> Work to complete: Pull each line holding "ylabel" out of the entries below.

> Figure record extracts:
################

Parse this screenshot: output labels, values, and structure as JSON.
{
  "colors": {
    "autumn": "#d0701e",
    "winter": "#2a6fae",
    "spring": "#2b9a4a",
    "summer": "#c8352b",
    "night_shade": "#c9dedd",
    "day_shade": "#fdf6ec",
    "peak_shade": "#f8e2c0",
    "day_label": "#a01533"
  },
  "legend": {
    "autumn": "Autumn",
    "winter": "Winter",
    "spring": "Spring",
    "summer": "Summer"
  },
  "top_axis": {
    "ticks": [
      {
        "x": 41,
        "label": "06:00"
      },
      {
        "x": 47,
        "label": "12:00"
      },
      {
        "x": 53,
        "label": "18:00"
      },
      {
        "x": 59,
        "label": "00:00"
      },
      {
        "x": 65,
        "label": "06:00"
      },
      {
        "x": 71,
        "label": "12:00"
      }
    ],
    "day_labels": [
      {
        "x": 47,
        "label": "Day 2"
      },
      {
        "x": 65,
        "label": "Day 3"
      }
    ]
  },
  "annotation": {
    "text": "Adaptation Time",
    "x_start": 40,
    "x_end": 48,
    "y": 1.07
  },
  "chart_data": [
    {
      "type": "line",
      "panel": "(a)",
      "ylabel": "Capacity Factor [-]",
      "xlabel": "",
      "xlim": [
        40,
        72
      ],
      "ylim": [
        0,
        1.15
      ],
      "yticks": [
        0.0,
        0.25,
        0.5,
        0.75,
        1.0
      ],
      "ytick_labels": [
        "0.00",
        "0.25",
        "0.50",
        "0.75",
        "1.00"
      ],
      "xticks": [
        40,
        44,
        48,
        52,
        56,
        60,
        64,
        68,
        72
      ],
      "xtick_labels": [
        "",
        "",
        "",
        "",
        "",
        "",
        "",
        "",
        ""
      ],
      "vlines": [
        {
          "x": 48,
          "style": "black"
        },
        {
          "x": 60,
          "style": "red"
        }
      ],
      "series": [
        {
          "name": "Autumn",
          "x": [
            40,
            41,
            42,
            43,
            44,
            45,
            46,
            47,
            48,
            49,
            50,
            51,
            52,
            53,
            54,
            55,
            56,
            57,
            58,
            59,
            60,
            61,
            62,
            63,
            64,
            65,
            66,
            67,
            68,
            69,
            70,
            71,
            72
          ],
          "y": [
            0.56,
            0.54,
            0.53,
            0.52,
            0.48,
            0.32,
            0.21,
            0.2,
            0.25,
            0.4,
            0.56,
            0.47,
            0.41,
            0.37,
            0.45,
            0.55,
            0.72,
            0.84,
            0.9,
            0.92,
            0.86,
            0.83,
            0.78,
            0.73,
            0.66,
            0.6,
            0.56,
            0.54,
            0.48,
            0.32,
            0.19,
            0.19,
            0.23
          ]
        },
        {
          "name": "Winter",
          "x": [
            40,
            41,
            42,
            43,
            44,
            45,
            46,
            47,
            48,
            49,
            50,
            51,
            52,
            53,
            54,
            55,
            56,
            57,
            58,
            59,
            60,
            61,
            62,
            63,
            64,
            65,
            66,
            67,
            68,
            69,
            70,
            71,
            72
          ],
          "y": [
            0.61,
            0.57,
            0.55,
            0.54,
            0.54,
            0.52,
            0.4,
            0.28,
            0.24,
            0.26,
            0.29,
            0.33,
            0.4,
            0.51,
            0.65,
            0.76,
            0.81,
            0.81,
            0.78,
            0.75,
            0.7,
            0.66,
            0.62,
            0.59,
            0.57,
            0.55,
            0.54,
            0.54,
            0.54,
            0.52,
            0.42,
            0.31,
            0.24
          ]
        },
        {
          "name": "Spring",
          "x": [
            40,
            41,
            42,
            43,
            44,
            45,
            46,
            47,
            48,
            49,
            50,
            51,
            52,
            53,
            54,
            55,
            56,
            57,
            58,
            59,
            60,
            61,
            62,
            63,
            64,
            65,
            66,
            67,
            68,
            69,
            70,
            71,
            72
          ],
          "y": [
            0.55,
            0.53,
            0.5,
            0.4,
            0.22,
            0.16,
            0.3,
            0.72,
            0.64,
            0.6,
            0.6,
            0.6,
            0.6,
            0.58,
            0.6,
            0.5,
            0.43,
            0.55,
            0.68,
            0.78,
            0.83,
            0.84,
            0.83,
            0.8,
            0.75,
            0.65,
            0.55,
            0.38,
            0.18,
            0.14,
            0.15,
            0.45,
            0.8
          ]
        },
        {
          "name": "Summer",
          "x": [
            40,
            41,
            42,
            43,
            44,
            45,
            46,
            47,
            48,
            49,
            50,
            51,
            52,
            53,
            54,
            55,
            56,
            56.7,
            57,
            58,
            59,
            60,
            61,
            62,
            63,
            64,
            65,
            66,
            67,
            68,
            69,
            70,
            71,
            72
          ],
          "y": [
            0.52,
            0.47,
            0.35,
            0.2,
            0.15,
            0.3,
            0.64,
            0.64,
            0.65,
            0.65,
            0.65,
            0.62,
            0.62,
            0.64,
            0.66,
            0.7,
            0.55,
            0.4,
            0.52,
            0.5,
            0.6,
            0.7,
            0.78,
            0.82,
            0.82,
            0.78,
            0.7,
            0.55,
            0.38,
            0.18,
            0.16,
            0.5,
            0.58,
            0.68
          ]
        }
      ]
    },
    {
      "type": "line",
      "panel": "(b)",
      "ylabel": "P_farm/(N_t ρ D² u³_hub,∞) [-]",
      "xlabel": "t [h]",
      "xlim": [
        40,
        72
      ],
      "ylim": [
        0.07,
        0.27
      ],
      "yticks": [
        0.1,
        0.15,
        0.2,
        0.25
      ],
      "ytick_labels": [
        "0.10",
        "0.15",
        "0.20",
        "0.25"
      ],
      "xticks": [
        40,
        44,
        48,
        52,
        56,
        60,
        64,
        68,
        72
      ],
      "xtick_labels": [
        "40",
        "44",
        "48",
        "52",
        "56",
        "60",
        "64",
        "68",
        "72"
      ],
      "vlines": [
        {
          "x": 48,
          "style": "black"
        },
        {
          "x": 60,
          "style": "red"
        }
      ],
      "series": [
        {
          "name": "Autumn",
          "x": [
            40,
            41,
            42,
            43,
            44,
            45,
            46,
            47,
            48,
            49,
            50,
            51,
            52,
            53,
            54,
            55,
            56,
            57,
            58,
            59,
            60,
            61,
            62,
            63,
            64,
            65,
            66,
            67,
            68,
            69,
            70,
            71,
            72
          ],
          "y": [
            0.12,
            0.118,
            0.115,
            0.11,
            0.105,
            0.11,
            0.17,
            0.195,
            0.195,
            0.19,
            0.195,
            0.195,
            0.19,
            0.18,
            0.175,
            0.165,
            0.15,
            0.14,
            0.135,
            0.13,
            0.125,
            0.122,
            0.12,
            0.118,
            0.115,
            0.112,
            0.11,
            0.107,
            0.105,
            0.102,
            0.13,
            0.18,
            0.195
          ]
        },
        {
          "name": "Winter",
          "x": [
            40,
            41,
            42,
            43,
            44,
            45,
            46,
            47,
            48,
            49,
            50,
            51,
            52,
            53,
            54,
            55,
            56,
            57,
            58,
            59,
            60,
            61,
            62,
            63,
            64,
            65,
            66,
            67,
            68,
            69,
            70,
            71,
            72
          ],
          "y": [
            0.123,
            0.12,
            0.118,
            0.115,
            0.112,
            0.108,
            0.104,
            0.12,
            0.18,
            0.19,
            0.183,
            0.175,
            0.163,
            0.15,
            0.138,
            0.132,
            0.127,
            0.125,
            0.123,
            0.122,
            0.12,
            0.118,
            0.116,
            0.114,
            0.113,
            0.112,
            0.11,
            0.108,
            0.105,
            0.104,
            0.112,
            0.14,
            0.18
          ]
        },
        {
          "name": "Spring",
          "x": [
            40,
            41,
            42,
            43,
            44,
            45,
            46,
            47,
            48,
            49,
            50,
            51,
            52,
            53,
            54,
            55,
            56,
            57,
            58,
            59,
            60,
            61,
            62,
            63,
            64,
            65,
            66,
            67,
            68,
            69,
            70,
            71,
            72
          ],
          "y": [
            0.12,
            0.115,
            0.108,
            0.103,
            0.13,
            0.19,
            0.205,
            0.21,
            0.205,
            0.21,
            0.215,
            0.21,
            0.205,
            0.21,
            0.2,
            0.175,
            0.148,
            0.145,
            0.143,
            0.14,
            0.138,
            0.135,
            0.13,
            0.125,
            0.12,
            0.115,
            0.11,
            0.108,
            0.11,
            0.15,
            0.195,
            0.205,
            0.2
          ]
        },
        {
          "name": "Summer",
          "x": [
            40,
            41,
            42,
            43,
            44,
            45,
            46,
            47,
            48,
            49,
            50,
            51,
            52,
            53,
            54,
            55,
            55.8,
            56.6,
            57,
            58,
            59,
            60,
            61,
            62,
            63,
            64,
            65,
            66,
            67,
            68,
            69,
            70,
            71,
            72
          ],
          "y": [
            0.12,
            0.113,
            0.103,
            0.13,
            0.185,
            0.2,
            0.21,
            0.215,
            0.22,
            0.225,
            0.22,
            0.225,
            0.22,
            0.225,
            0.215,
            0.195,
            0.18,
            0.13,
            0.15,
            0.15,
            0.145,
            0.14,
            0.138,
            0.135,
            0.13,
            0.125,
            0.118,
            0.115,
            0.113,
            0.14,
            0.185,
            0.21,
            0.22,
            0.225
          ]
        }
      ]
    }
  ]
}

################

> Written answer:
      "ylabel": "Capacity Factor [-]",
      "ylabel": "P_farm/(N_t ρ D² u³_hub,∞) [-]",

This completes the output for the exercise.